- Given request: Where a line in the listing contains the string "direction", copy that line out.

- Data records:
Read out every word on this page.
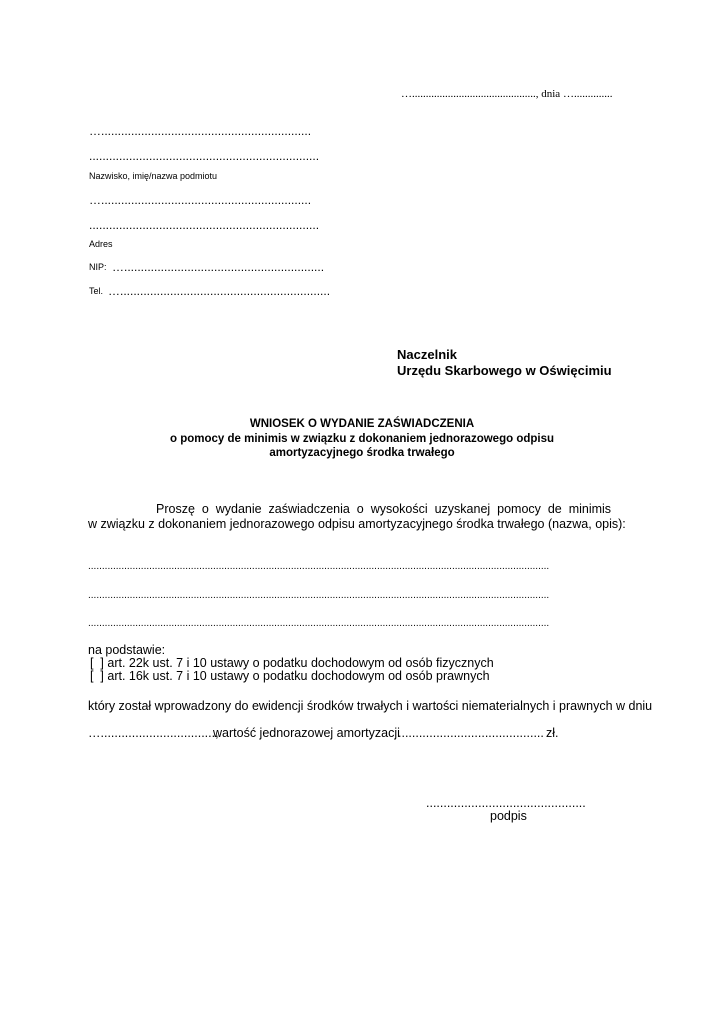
…............................................., dnia …..............
…...............................................................
.....................................................................
Nazwisko, imię/nazwa podmiotu
…...............................................................
.....................................................................
Adres
NIP: …............................................................
Tel. …...............................................................
Naczelnik
Urzędu Skarbowego w Oświęcimiu
WNIOSEK O WYDANIE ZAŚWIADCZENIA
o pomocy de minimis w związku z dokonaniem jednorazowego odpisu
amortyzacyjnego środka trwałego
Proszę  o  wydanie  zaświadczenia  o  wysokości  uzyskanej  pomocy  de  minimis
w związku z dokonaniem jednorazowego odpisu amortyzacyjnego środka trwałego (nazwa, opis):
......................................................................................................................................................................
......................................................................................................................................................................
......................................................................................................................................................................
na podstawie:
[  ] art. 22k ust. 7 i 10 ustawy o podatku dochodowym od osób fizycznych
[  ] art. 16k ust. 7 i 10 ustawy o podatku dochodowym od osób prawnych
który został wprowadzony do ewidencji środków trwałych i wartości niematerialnych i prawnych w dniu
….................................,
wartość jednorazowej amortyzacji
.......................................... zł.
..............................................
podpis
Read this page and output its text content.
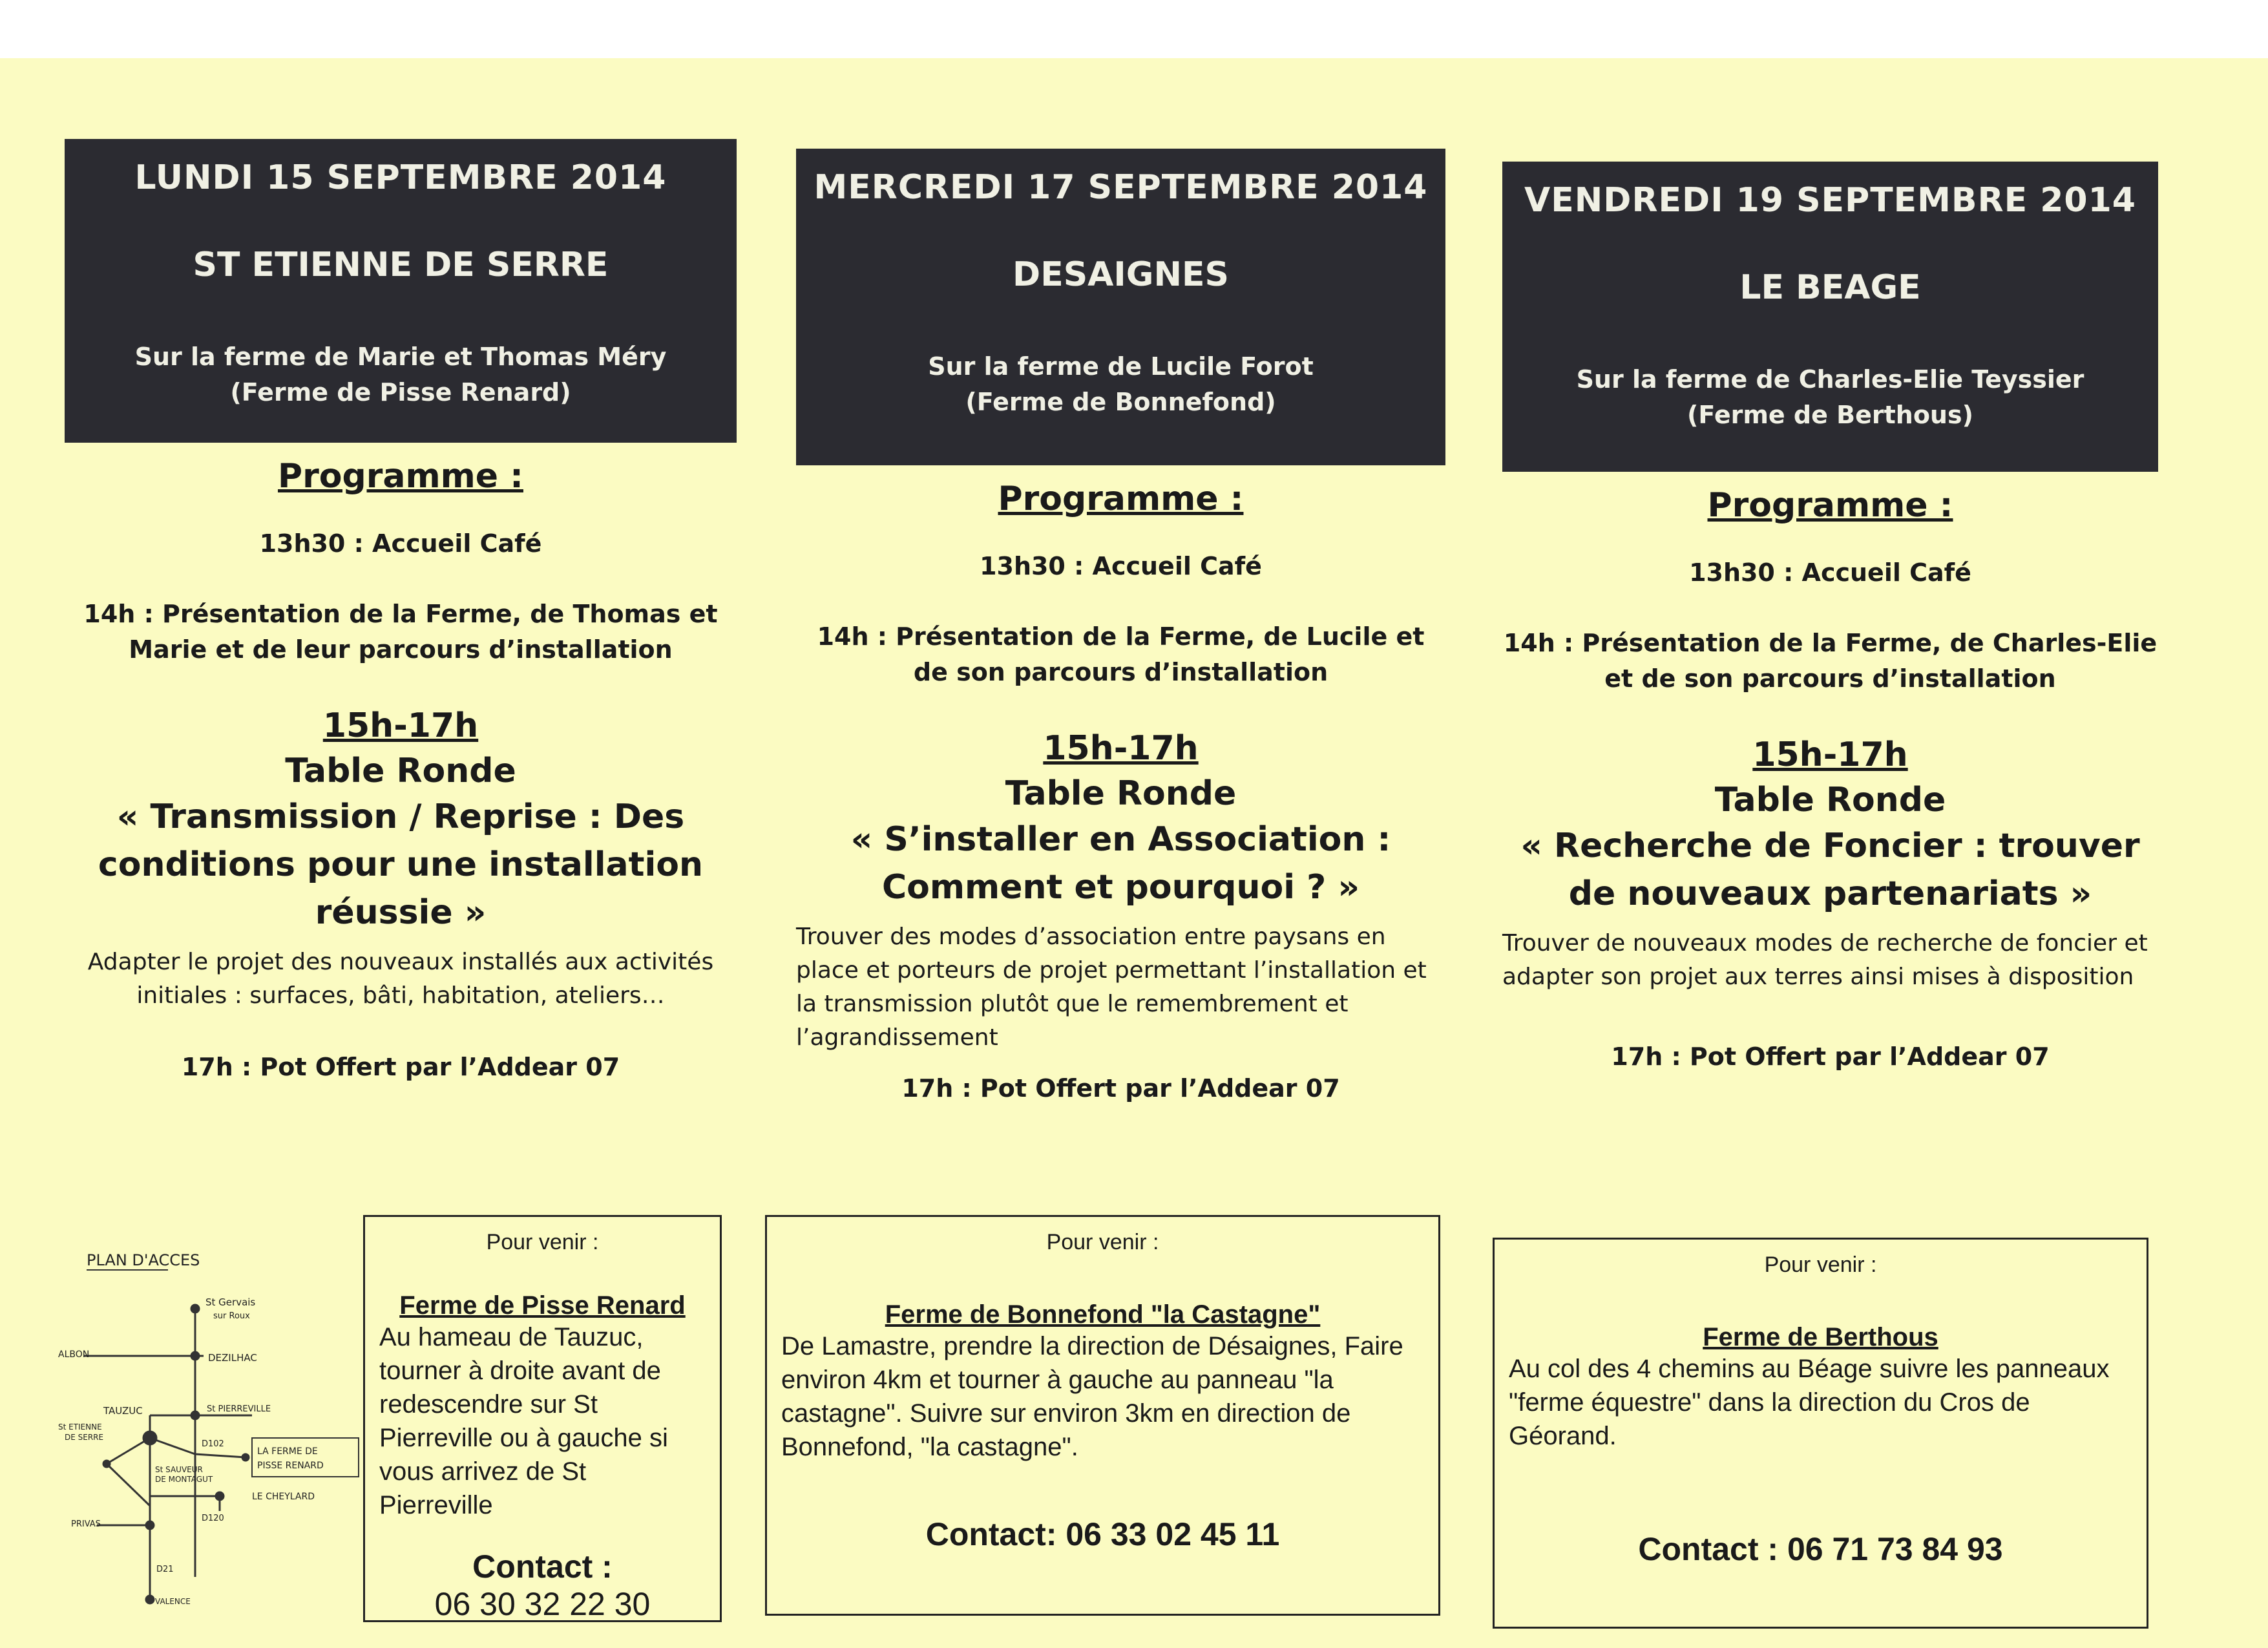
LUNDI 15 SEPTEMBRE 2014
ST ETIENNE DE SERRE
Sur la ferme de Marie et Thomas Méry
(Ferme de Pisse Renard)
Programme :
13h30 : Accueil Café
14h : Présentation de la Ferme, de Thomas et Marie et de leur parcours d’installation
15h-17h
Table Ronde
« Transmission / Reprise : Des conditions pour une installation réussie »
Adapter le projet des nouveaux installés aux activités initiales : surfaces, bâti, habitation, ateliers…
17h : Pot Offert par l’Addear 07
MERCREDI 17 SEPTEMBRE 2014
DESAIGNES
Sur la ferme de Lucile Forot
(Ferme de Bonnefond)
Programme :
13h30 : Accueil Café
14h : Présentation de la Ferme, de Lucile et de son parcours d’installation
15h-17h
Table Ronde
« S’installer en Association : Comment et pourquoi ? »
Trouver des modes d’association entre paysans en place et porteurs de projet permettant l’installation et la transmission plutôt que le remembrement et l’agrandissement
17h : Pot Offert par l’Addear 07
VENDREDI 19 SEPTEMBRE 2014
LE BEAGE
Sur la ferme de Charles-Elie Teyssier
(Ferme de Berthous)
Programme :
13h30 : Accueil Café
14h : Présentation de la Ferme, de Charles-Elie et de son parcours d’installation
15h-17h
Table Ronde
« Recherche de Foncier : trouver de nouveaux partenariats »
Trouver de nouveaux modes de recherche de foncier et adapter son projet aux terres ainsi mises à disposition
17h : Pot Offert par l’Addear 07
PLAN D'ACCES
St Gervais
sur Roux
ALBON	DEZILHAC
TAUZUC	St PIERREVILLE
St ETIENNE
DE SERRE
D102
St SAUVEUR
DE MONTAGUT
D120
LE CHEYLARD
PRIVAS
D21
VALENCE
LA FERME DE
PISSE RENARD
Pour venir :
Ferme de Pisse Renard
Au hameau de Tauzuc, tourner à droite avant de redescendre sur St Pierreville ou à gauche si vous arrivez de St Pierreville
Contact :
06 30 32 22 30
Pour venir :
Ferme de Bonnefond "la Castagne"
De Lamastre, prendre la direction de Désaignes, Faire environ 4km et tourner à gauche au panneau "la castagne". Suivre sur environ 3km en direction de Bonnefond, "la castagne".
Contact: 06 33 02 45 11
Pour venir :
Ferme de Berthous
Au col des 4 chemins au Béage suivre les panneaux "ferme équestre" dans la direction du Cros de Géorand.
Contact : 06 71 73 84 93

- Solution to the exercise:
De Lamastre, prendre la direction de Désaignes, Faire environ 4km et tourner à gauche au panneau "la castagne". Suivre sur environ 3km en direction de Bonnefond, "la castagne".
Au col des 4 chemins au Béage suivre les panneaux "ferme équestre" dans la direction du Cros de Géorand.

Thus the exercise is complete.